━━ DATA FOR PROCESSING
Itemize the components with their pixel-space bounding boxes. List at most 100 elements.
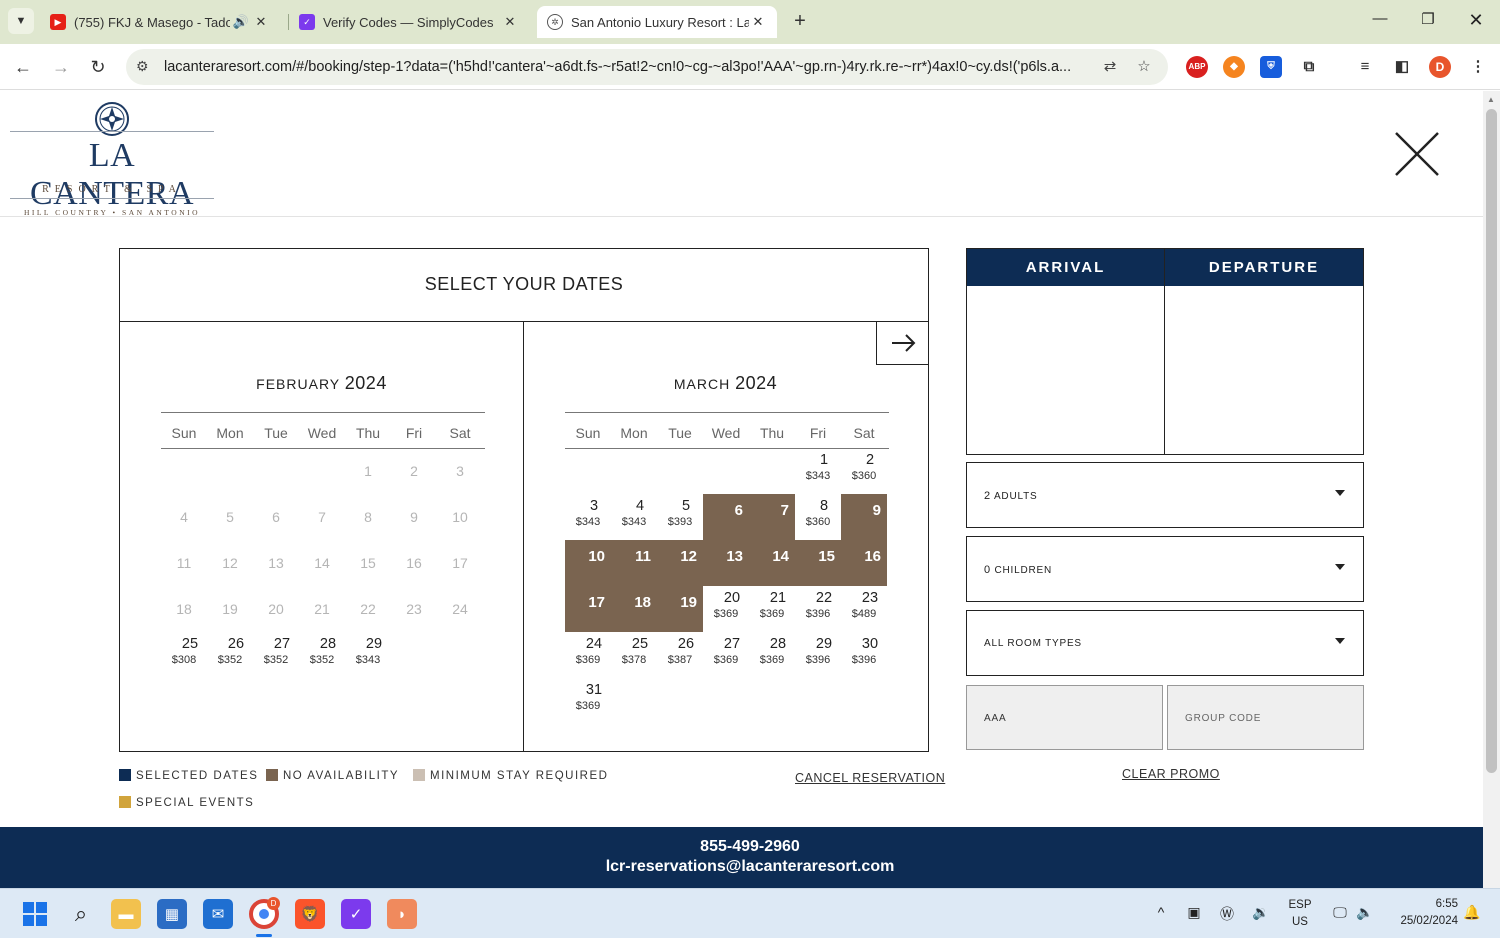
day-cell[interactable]: 27 $352 xyxy=(253,632,299,678)
forward-button[interactable]: → xyxy=(48,54,74,80)
metamask-icon[interactable]: ◆ xyxy=(1223,56,1245,78)
day-cell[interactable]: 24 $369 xyxy=(565,632,611,678)
day-cell[interactable]: 30 $396 xyxy=(841,632,887,678)
pinned-app-icon[interactable]: ◗ xyxy=(387,899,417,929)
day-number: 16 xyxy=(864,548,881,565)
day-cell-past: 14 xyxy=(299,540,345,586)
tab-simplycodes[interactable]: ✓ Verify Codes — SimplyCodes ✕ xyxy=(289,6,529,38)
side-panel-icon[interactable]: ◧ xyxy=(1391,56,1413,78)
tray-overflow-icon[interactable]: ^ xyxy=(1151,904,1171,924)
search-icon[interactable]: ⌕ xyxy=(66,899,96,929)
scrollbar-thumb[interactable] xyxy=(1486,109,1497,773)
day-number: 4 xyxy=(180,509,188,525)
tab-search-button[interactable]: ▼ xyxy=(8,8,34,34)
restore-button[interactable]: ❐ xyxy=(1416,10,1440,34)
day-cell[interactable]: 28 $352 xyxy=(299,632,345,678)
day-cell[interactable]: 2 $360 xyxy=(841,448,887,494)
children-select[interactable]: 0 CHILDREN xyxy=(966,536,1364,602)
file-explorer-icon[interactable]: ▬ xyxy=(111,899,141,929)
room-types-select[interactable]: ALL ROOM TYPES xyxy=(966,610,1364,676)
tab-close-icon[interactable]: ✕ xyxy=(749,14,767,30)
language-indicator[interactable]: ESP xyxy=(1284,899,1316,911)
tab-close-icon[interactable]: ✕ xyxy=(501,14,519,30)
promo-code-input[interactable]: AAA xyxy=(966,685,1163,750)
region-indicator: US xyxy=(1292,916,1308,928)
bitwarden-icon[interactable]: ⛨ xyxy=(1260,56,1282,78)
page-scrollbar[interactable]: ▲ xyxy=(1483,91,1500,888)
clock-time[interactable]: 6:55 xyxy=(1384,898,1458,910)
bookmark-star-icon[interactable]: ☆ xyxy=(1134,57,1154,77)
menu-kebab-icon[interactable]: ⋮ xyxy=(1467,56,1489,78)
simplycodes-app-icon[interactable]: ✓ xyxy=(341,899,371,929)
day-price: $369 xyxy=(713,654,739,666)
minimize-button[interactable]: — xyxy=(1368,10,1392,34)
phone-link[interactable]: 855-499-2960 xyxy=(0,838,1483,856)
url-text[interactable]: lacanteraresort.com/#/booking/step-1?dat… xyxy=(164,59,1094,75)
day-cell[interactable]: 25 $378 xyxy=(611,632,657,678)
day-cell-unavailable: 9 xyxy=(841,494,887,540)
day-cell[interactable]: 31 $369 xyxy=(565,678,611,724)
logo-rule xyxy=(10,131,214,132)
translate-icon[interactable]: ⇄ xyxy=(1100,57,1120,77)
day-cell[interactable]: 28 $369 xyxy=(749,632,795,678)
day-cell[interactable]: 26 $352 xyxy=(207,632,253,678)
window-close-button[interactable]: ✕ xyxy=(1464,10,1488,34)
day-cell[interactable]: 29 $396 xyxy=(795,632,841,678)
clock-date[interactable]: 25/02/2024 xyxy=(1384,915,1458,927)
speaker-tray-icon[interactable]: 🔈 xyxy=(1355,904,1375,924)
day-number: 18 xyxy=(176,601,192,617)
group-code-input[interactable]: GROUP CODE xyxy=(1167,685,1364,750)
day-cell[interactable]: 3 $343 xyxy=(565,494,611,540)
site-info-icon[interactable]: ⚙ xyxy=(136,58,149,75)
tab-la-cantera[interactable]: ✲ San Antonio Luxury Resort : La Cantera… xyxy=(537,6,777,38)
extensions-icon[interactable]: ⧉ xyxy=(1298,56,1320,78)
cancel-reservation-link[interactable]: CANCEL RESERVATION xyxy=(795,771,945,785)
la-cantera-logo[interactable]: LA CANTERA RESORT & SPA HILL COUNTRY • S… xyxy=(10,101,216,217)
day-number: 23 xyxy=(861,590,879,606)
address-bar[interactable]: ⚙ lacanteraresort.com/#/booking/step-1?d… xyxy=(126,49,1168,85)
brave-icon[interactable]: 🦁 xyxy=(295,899,325,929)
day-number: 19 xyxy=(222,601,238,617)
day-cell[interactable]: 23 $489 xyxy=(841,586,887,632)
microsoft-store-icon[interactable]: ▦ xyxy=(157,899,187,929)
clear-promo-link[interactable]: CLEAR PROMO xyxy=(1122,767,1220,781)
day-cell[interactable]: 22 $396 xyxy=(795,586,841,632)
back-button[interactable]: ← xyxy=(10,54,36,80)
day-cell[interactable]: 8 $360 xyxy=(795,494,841,540)
next-month-button[interactable] xyxy=(876,322,929,365)
day-number: 10 xyxy=(588,548,605,565)
media-controls-icon[interactable]: ≡ xyxy=(1354,56,1376,78)
day-cell[interactable]: 27 $369 xyxy=(703,632,749,678)
speaker-icon[interactable]: 🔊 xyxy=(230,14,252,30)
tray-app-icon[interactable]: ▣ xyxy=(1184,904,1204,924)
new-tab-button[interactable]: + xyxy=(788,10,812,34)
volume-icon[interactable]: 🔉 xyxy=(1251,904,1271,924)
profile-avatar[interactable]: D xyxy=(1429,56,1451,78)
day-cell[interactable]: 20 $369 xyxy=(703,586,749,632)
network-icon[interactable]: 🖵 xyxy=(1330,904,1350,924)
day-cell[interactable]: 29 $343 xyxy=(345,632,391,678)
windows-start-icon[interactable] xyxy=(20,899,50,929)
logo-name: LA CANTERA xyxy=(29,137,195,212)
email-link[interactable]: lcr-reservations@lacanteraresort.com xyxy=(0,858,1483,876)
close-booking-icon[interactable] xyxy=(1394,131,1440,177)
day-price: $396 xyxy=(805,608,831,620)
notification-bell-icon[interactable]: 🔔 xyxy=(1462,904,1482,924)
tray-wh-icon[interactable]: Ⓦ xyxy=(1217,904,1237,924)
tab-close-icon[interactable]: ✕ xyxy=(252,14,270,30)
day-cell[interactable]: 21 $369 xyxy=(749,586,795,632)
day-cell-past: 24 xyxy=(437,586,483,632)
mail-icon[interactable]: ✉ xyxy=(203,899,233,929)
adults-select[interactable]: 2 ADULTS xyxy=(966,462,1364,528)
scroll-up-icon[interactable]: ▲ xyxy=(1487,95,1495,104)
day-cell[interactable]: 25 $308 xyxy=(161,632,207,678)
day-cell[interactable]: 4 $343 xyxy=(611,494,657,540)
day-cell[interactable]: 5 $393 xyxy=(657,494,703,540)
day-cell[interactable]: 1 $343 xyxy=(795,448,841,494)
day-cell[interactable]: 26 $387 xyxy=(657,632,703,678)
day-number: 16 xyxy=(406,555,422,571)
tab-youtube[interactable]: ▶ (755) FKJ & Masego - Tadow 🔊 ✕ xyxy=(40,6,280,38)
month-march: MARCH 2024 Sun Mon Tue Wed Thu Fri Sat 1 $343 2 $… xyxy=(524,322,927,751)
reload-button[interactable]: ↻ xyxy=(85,54,111,80)
adblock-icon[interactable]: ABP xyxy=(1186,56,1208,78)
━━━━
INSTRUCTIONS FOR THE TASK:
Reproduce every row above verbatim, leaving out the pictures.

RESULT FOR THIS TASK:
Itemize the components with their pixel-space bounding boxes. List at most 100 elements.
day-cell[interactable]: 27 $352 xyxy=(253,632,299,678)
forward-button[interactable]: → xyxy=(48,54,74,80)
metamask-icon[interactable]: ◆ xyxy=(1223,56,1245,78)
day-cell[interactable]: 24 $369 xyxy=(565,632,611,678)
day-cell[interactable]: 30 $396 xyxy=(841,632,887,678)
pinned-app-icon[interactable]: ◗ xyxy=(387,899,417,929)
day-number: 16 xyxy=(864,548,881,565)
day-cell-past: 14 xyxy=(299,540,345,586)
tab-simplycodes[interactable]: ✓ Verify Codes — SimplyCodes ✕ xyxy=(289,6,529,38)
side-panel-icon[interactable]: ◧ xyxy=(1391,56,1413,78)
tray-overflow-icon[interactable]: ^ xyxy=(1151,904,1171,924)
search-icon[interactable]: ⌕ xyxy=(66,899,96,929)
scrollbar-thumb[interactable] xyxy=(1486,109,1497,773)
day-number: 4 xyxy=(180,509,188,525)
tab-search-button[interactable]: ▼ xyxy=(8,8,34,34)
restore-button[interactable]: ❐ xyxy=(1416,10,1440,34)
day-cell[interactable]: 28 $352 xyxy=(299,632,345,678)
day-cell[interactable]: 2 $360 xyxy=(841,448,887,494)
children-select[interactable]: 0 CHILDREN xyxy=(966,536,1364,602)
file-explorer-icon[interactable]: ▬ xyxy=(111,899,141,929)
room-types-select[interactable]: ALL ROOM TYPES xyxy=(966,610,1364,676)
tab-close-icon[interactable]: ✕ xyxy=(749,14,767,30)
language-indicator[interactable]: ESP xyxy=(1284,899,1316,911)
tab-close-icon[interactable]: ✕ xyxy=(501,14,519,30)
promo-code-input[interactable]: AAA xyxy=(966,685,1163,750)
region-indicator: US xyxy=(1292,916,1308,928)
bitwarden-icon[interactable]: ⛨ xyxy=(1260,56,1282,78)
page-scrollbar[interactable]: ▲ xyxy=(1483,91,1500,888)
clock-time[interactable]: 6:55 xyxy=(1384,898,1458,910)
bookmark-star-icon[interactable]: ☆ xyxy=(1134,57,1154,77)
menu-kebab-icon[interactable]: ⋮ xyxy=(1467,56,1489,78)
simplycodes-app-icon[interactable]: ✓ xyxy=(341,899,371,929)
day-price: $369 xyxy=(713,654,739,666)
minimize-button[interactable]: — xyxy=(1368,10,1392,34)
phone-link[interactable]: 855-499-2960 xyxy=(0,838,1483,856)
url-text[interactable]: lacanteraresort.com/#/booking/step-1?dat… xyxy=(164,59,1094,75)
day-cell[interactable]: 25 $378 xyxy=(611,632,657,678)
day-cell-unavailable: 9 xyxy=(841,494,887,540)
day-cell[interactable]: 31 $369 xyxy=(565,678,611,724)
logo-rule xyxy=(10,131,214,132)
translate-icon[interactable]: ⇄ xyxy=(1100,57,1120,77)
day-cell[interactable]: 28 $369 xyxy=(749,632,795,678)
day-cell[interactable]: 26 $352 xyxy=(207,632,253,678)
window-close-button[interactable]: ✕ xyxy=(1464,10,1488,34)
day-cell[interactable]: 29 $396 xyxy=(795,632,841,678)
clock-date[interactable]: 25/02/2024 xyxy=(1384,915,1458,927)
speaker-tray-icon[interactable]: 🔈 xyxy=(1355,904,1375,924)
day-number: 18 xyxy=(176,601,192,617)
group-code-input[interactable]: GROUP CODE xyxy=(1167,685,1364,750)
day-cell[interactable]: 3 $343 xyxy=(565,494,611,540)
site-info-icon[interactable]: ⚙ xyxy=(136,58,149,75)
tab-la-cantera[interactable]: ✲ San Antonio Luxury Resort : La Cantera… xyxy=(537,6,777,38)
extensions-icon[interactable]: ⧉ xyxy=(1298,56,1320,78)
cancel-reservation-link[interactable]: CANCEL RESERVATION xyxy=(795,771,945,785)
la-cantera-logo[interactable]: LA CANTERA RESORT & SPA HILL COUNTRY • S… xyxy=(10,101,216,217)
day-number: 23 xyxy=(861,590,879,606)
address-bar[interactable]: ⚙ lacanteraresort.com/#/booking/step-1?d… xyxy=(126,49,1168,85)
brave-icon[interactable]: 🦁 xyxy=(295,899,325,929)
day-number: 19 xyxy=(222,601,238,617)
day-cell[interactable]: 23 $489 xyxy=(841,586,887,632)
microsoft-store-icon[interactable]: ▦ xyxy=(157,899,187,929)
clear-promo-link[interactable]: CLEAR PROMO xyxy=(1122,767,1220,781)
day-cell[interactable]: 22 $396 xyxy=(795,586,841,632)
back-button[interactable]: ← xyxy=(10,54,36,80)
day-cell[interactable]: 8 $360 xyxy=(795,494,841,540)
next-month-button[interactable] xyxy=(876,322,929,365)
day-number: 10 xyxy=(588,548,605,565)
media-controls-icon[interactable]: ≡ xyxy=(1354,56,1376,78)
day-cell[interactable]: 27 $369 xyxy=(703,632,749,678)
speaker-icon[interactable]: 🔊 xyxy=(230,14,252,30)
tray-app-icon[interactable]: ▣ xyxy=(1184,904,1204,924)
new-tab-button[interactable]: + xyxy=(788,10,812,34)
volume-icon[interactable]: 🔉 xyxy=(1251,904,1271,924)
profile-avatar[interactable]: D xyxy=(1429,56,1451,78)
day-cell[interactable]: 20 $369 xyxy=(703,586,749,632)
network-icon[interactable]: 🖵 xyxy=(1330,904,1350,924)
day-cell[interactable]: 29 $343 xyxy=(345,632,391,678)
windows-start-icon[interactable] xyxy=(20,899,50,929)
logo-name: LA CANTERA xyxy=(29,137,195,212)
email-link[interactable]: lcr-reservations@lacanteraresort.com xyxy=(0,858,1483,876)
close-booking-icon[interactable] xyxy=(1394,131,1440,177)
day-price: $396 xyxy=(805,608,831,620)
notification-bell-icon[interactable]: 🔔 xyxy=(1462,904,1482,924)
tray-wh-icon[interactable]: Ⓦ xyxy=(1217,904,1237,924)
tab-close-icon[interactable]: ✕ xyxy=(252,14,270,30)
day-cell[interactable]: 21 $369 xyxy=(749,586,795,632)
day-cell-past: 24 xyxy=(437,586,483,632)
mail-icon[interactable]: ✉ xyxy=(203,899,233,929)
adults-select[interactable]: 2 ADULTS xyxy=(966,462,1364,528)
scroll-up-icon[interactable]: ▲ xyxy=(1487,95,1495,104)
day-cell[interactable]: 25 $308 xyxy=(161,632,207,678)
day-cell[interactable]: 4 $343 xyxy=(611,494,657,540)
day-cell[interactable]: 5 $393 xyxy=(657,494,703,540)
day-cell[interactable]: 1 $343 xyxy=(795,448,841,494)
day-cell[interactable]: 26 $387 xyxy=(657,632,703,678)
day-number: 16 xyxy=(406,555,422,571)
tab-youtube[interactable]: ▶ (755) FKJ & Masego - Tadow 🔊 ✕ xyxy=(40,6,280,38)
month-march: MARCH 2024 Sun Mon Tue Wed Thu Fri Sat 1 $343 2 $… xyxy=(524,322,927,751)
reload-button[interactable]: ↻ xyxy=(85,54,111,80)
adblock-icon[interactable]: ABP xyxy=(1186,56,1208,78)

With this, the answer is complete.